*** Input rows ***

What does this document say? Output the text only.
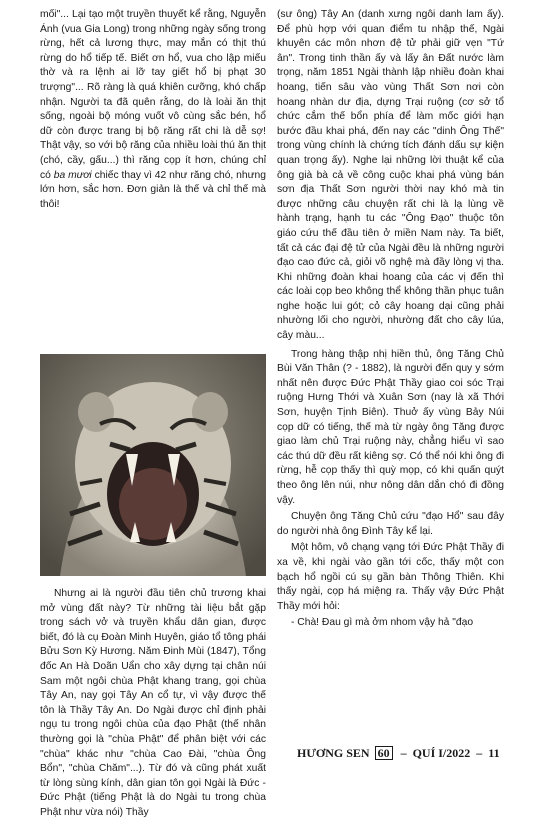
mối"... Lại tạo một truyền thuyết kể rằng, Nguyễn Ánh (vua Gia Long) trong những ngày sống trong rừng, hết cả lương thực, may mắn có thịt thú rừng do hổ tiếp tế. Biết ơn hổ, vua cho lập miếu thờ và ra lệnh ai lỡ tay giết hổ bị phạt 30 trượng"... Rõ ràng là quá khiên cưỡng, khó chấp nhận. Người ta đã quên rằng, do là loài ăn thịt sống, ngoài bộ móng vuốt vô cùng sắc bén, hổ dữ còn được trang bị bộ răng rất chi là dễ sợ! Thật vậy, so với bộ răng của nhiều loài thú ăn thịt (chó, cầy, gấu...) thì răng cọp ít hơn, chúng chỉ có ba mươi chiếc thay vì 42 như răng chó, nhưng lớn hơn, sắc hơn. Đơn giản là thế và chỉ thế mà thôi!

Nhưng ai là người đầu tiên chủ trương khai mở vùng đất này? Từ những tài liệu bắt gặp trong sách vở và truyền khẩu dân gian, được biết, đó là cụ Đoàn Minh Huyên, giáo tổ tông phái Bửu Sơn Kỳ Hương. Năm Đinh Mùi (1847), Tổng đốc An Hà Doãn Uẩn cho xây dựng tại chân núi Sam một ngôi chùa Phật khang trang, gọi chùa Tây An, nay gọi Tây An cổ tự, vì vậy được thế tôn là Thầy Tây An. Do Ngài được chỉ định phải ngụ tu trong ngôi chùa của đạo Phật (thế nhân thường gọi là "chùa Phật" để phân biệt với các "chùa" khác như "chùa Cao Đài, "chùa Ông Bổn", "chùa Chăm"...). Từ đó và cũng phát xuất từ lòng sùng kính, dân gian tôn gọi Ngài là Đức - Đức Phật (tiếng Phật là do Ngài tu trong chùa Phật như vừa nói) Thầy

(sư ông) Tây An (danh xưng ngôi danh lam ấy). Để phù hợp với quan điểm tu nhập thế, Ngài khuyên các môn nhơn đệ tử phải giữ vẹn "Tứ ân". Trong tinh thần ấy và lấy ân Đất nước làm trọng, năm 1851 Ngài thành lập nhiều đoàn khai hoang, tiến sâu vào vùng Thất Sơn nơi còn hoang nhàn dư địa, dựng Trại ruộng (cơ sở tổ chức cắm thế bổn phía để làm mốc giới hạn bước đầu khai phá, đến nay các "dinh Ông Thế" trong vùng chính là chứng tích đánh dấu sự kiện quan trọng ấy). Nghe lại những lời thuật kể của ông già bà cả về công cuộc khai phá vùng bán sơn địa Thất Sơn người thời nay khó mà tin được những câu chuyện rất chi là lạ lùng về hành trạng, hạnh tu các "Ông Đạo" thuộc tôn giáo cứu thế đầu tiên ở miền Nam này. Ta biết, tất cả các đại đệ tử của Ngài đều là những người đạo cao đức cả, giỏi võ nghệ mà đầy lòng vị tha. Khi những đoàn khai hoang của các vị đến thì các loài cọp beo không thể không thần phục tuân nghe hoặc lui gót; cỏ cây hoang dại cũng phải nhường lối cho người, nhường đất cho cây lúa, cây màu...

Trong hàng thập nhị hiền thủ, ông Tăng Chủ Bùi Văn Thân (? - 1882), là người đến quy y sớm nhất nên được Đức Phật Thầy giao coi sóc Trại ruộng Hưng Thới và Xuân Sơn (nay là xã Thới Sơn, huyện Tịnh Biên). Thuở ấy vùng Bảy Núi cọp dữ có tiếng, thế mà từ ngày ông Tăng được giao làm chủ Trại ruộng này, chẳng hiểu vì sao các thú dữ đều rất kiêng sợ. Có thể nói khi ông đi rừng, hễ cọp thấy thì quỳ mọp, có khi quấn quýt theo ông lên núi, như nông dân dắn chó đi đồng vậy.

Chuyện ông Tăng Chủ cứu "đạo Hổ" sau đây do người nhà ông Đình Tây kể lại.

Một hôm, vô chạng vạng tới Đức Phật Thầy đi xa về, khi ngài vào gần tới cốc, thấy một con bạch hổ ngồi cú sụ gần bàn Thông Thiên. Khi thấy ngài, cọp há miệng ra. Thấy vậy Đức Phật Thầy mới hỏi:

- Chà! Đau gì mà ởm nhom vậy hả "đạo

HƯƠNG SEN 60 – QUÍ I/2022 – 11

***

Copy the listing exactly. Any image in it stays out of the copy.

What does this document say? Output the text only.
mối"... Lại tạo một truyền thuyết kể rằng, Nguyễn Ánh (vua Gia Long) trong những ngày sống trong rừng, hết cả lương thực, may mắn có thịt thú rừng do hổ tiếp tế. Biết ơn hổ, vua cho lập miếu thờ và ra lệnh ai lỡ tay giết hổ bị phạt 30 trượng"... Rõ ràng là quá khiên cưỡng, khó chấp nhận. Người ta đã quên rằng, do là loài ăn thịt sống, ngoài bộ móng vuốt vô cùng sắc bén, hổ dữ còn được trang bị bộ răng rất chi là dễ sợ! Thật vậy, so với bộ răng của nhiều loài thú ăn thịt (chó, cầy, gấu...) thì răng cọp ít hơn, chúng chỉ có ba mươi chiếc thay vì 42 như răng chó, nhưng lớn hơn, sắc hơn. Đơn giản là thế và chỉ thế mà thôi!

Nhưng ai là người đầu tiên chủ trương khai mở vùng đất này? Từ những tài liệu bắt gặp trong sách vở và truyền khẩu dân gian, được biết, đó là cụ Đoàn Minh Huyên, giáo tổ tông phái Bửu Sơn Kỳ Hương. Năm Đinh Mùi (1847), Tổng đốc An Hà Doãn Uẩn cho xây dựng tại chân núi Sam một ngôi chùa Phật khang trang, gọi chùa Tây An, nay gọi Tây An cổ tự, vì vậy được thế tôn là Thầy Tây An. Do Ngài được chỉ định phải ngụ tu trong ngôi chùa của đạo Phật (thế nhân thường gọi là "chùa Phật" để phân biệt với các "chùa" khác như "chùa Cao Đài, "chùa Ông Bổn", "chùa Chăm"...). Từ đó và cũng phát xuất từ lòng sùng kính, dân gian tôn gọi Ngài là Đức - Đức Phật (tiếng Phật là do Ngài tu trong chùa Phật như vừa nói) Thầy

(sư ông) Tây An (danh xưng ngôi danh lam ấy). Để phù hợp với quan điểm tu nhập thế, Ngài khuyên các môn nhơn đệ tử phải giữ vẹn "Tứ ân". Trong tinh thần ấy và lấy ân Đất nước làm trọng, năm 1851 Ngài thành lập nhiều đoàn khai hoang, tiến sâu vào vùng Thất Sơn nơi còn hoang nhàn dư địa, dựng Trại ruộng (cơ sở tổ chức cắm thế bổn phía để làm mốc giới hạn bước đầu khai phá, đến nay các "dinh Ông Thế" trong vùng chính là chứng tích đánh dấu sự kiện quan trọng ấy). Nghe lại những lời thuật kể của ông già bà cả về công cuộc khai phá vùng bán sơn địa Thất Sơn người thời nay khó mà tin được những câu chuyện rất chi là lạ lùng về hành trạng, hạnh tu các "Ông Đạo" thuộc tôn giáo cứu thế đầu tiên ở miền Nam này. Ta biết, tất cả các đại đệ tử của Ngài đều là những người đạo cao đức cả, giỏi võ nghệ mà đầy lòng vị tha. Khi những đoàn khai hoang của các vị đến thì các loài cọp beo không thể không thần phục tuân nghe hoặc lui gót; cỏ cây hoang dại cũng phải nhường lối cho người, nhường đất cho cây lúa, cây màu...

Trong hàng thập nhị hiền thủ, ông Tăng Chủ Bùi Văn Thân (? - 1882), là người đến quy y sớm nhất nên được Đức Phật Thầy giao coi sóc Trại ruộng Hưng Thới và Xuân Sơn (nay là xã Thới Sơn, huyện Tịnh Biên). Thuở ấy vùng Bảy Núi cọp dữ có tiếng, thế mà từ ngày ông Tăng được giao làm chủ Trại ruộng này, chẳng hiểu vì sao các thú dữ đều rất kiêng sợ. Có thể nói khi ông đi rừng, hễ cọp thấy thì quỳ mọp, có khi quấn quýt theo ông lên núi, như nông dân dắn chó đi đồng vậy.

Chuyện ông Tăng Chủ cứu "đạo Hổ" sau đây do người nhà ông Đình Tây kể lại.

Một hôm, vô chạng vạng tới Đức Phật Thầy đi xa về, khi ngài vào gần tới cốc, thấy một con bạch hổ ngồi cú sụ gần bàn Thông Thiên. Khi thấy ngài, cọp há miệng ra. Thấy vậy Đức Phật Thầy mới hỏi:

- Chà! Đau gì mà ởm nhom vậy hả "đạo

HƯƠNG SEN 60 – QUÍ I/2022 – 11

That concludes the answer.